OBJECTIVE: The entries that follow should be written out exactly.

****

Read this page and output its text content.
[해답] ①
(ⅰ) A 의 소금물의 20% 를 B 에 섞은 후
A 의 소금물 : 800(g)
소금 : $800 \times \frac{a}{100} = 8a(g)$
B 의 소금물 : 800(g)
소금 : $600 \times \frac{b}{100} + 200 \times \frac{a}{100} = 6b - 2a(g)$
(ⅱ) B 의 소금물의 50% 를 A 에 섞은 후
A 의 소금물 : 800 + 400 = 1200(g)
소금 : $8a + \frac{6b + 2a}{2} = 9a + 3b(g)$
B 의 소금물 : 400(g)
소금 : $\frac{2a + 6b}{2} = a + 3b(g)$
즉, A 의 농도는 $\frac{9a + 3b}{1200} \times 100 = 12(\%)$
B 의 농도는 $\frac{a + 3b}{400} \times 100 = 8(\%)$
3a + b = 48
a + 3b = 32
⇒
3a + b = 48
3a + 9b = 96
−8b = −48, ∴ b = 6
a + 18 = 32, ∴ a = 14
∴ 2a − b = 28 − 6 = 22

****

ANSWER FOR THIS EXERCISE:
Read this page and output its text content.
[해답] ①
(ⅰ) A 의 소금물의 20% 를 B 에 섞은 후
A 의 소금물 : 800(g)
소금 : $800 \times \frac{a}{100} = 8a(g)$
B 의 소금물 : 800(g)
소금 : $600 \times \frac{b}{100} + 200 \times \frac{a}{100} = 6b - 2a(g)$
(ⅱ) B 의 소금물의 50% 를 A 에 섞은 후
A 의 소금물 : 800 + 400 = 1200(g)
소금 : $8a + \frac{6b + 2a}{2} = 9a + 3b(g)$
B 의 소금물 : 400(g)
소금 : $\frac{2a + 6b}{2} = a + 3b(g)$
즉, A 의 농도는 $\frac{9a + 3b}{1200} \times 100 = 12(\%)$
B 의 농도는 $\frac{a + 3b}{400} \times 100 = 8(\%)$
3a + b = 48
a + 3b = 32
⇒
3a + b = 48
3a + 9b = 96
−8b = −48, ∴ b = 6
a + 18 = 32, ∴ a = 14
∴ 2a − b = 28 − 6 = 22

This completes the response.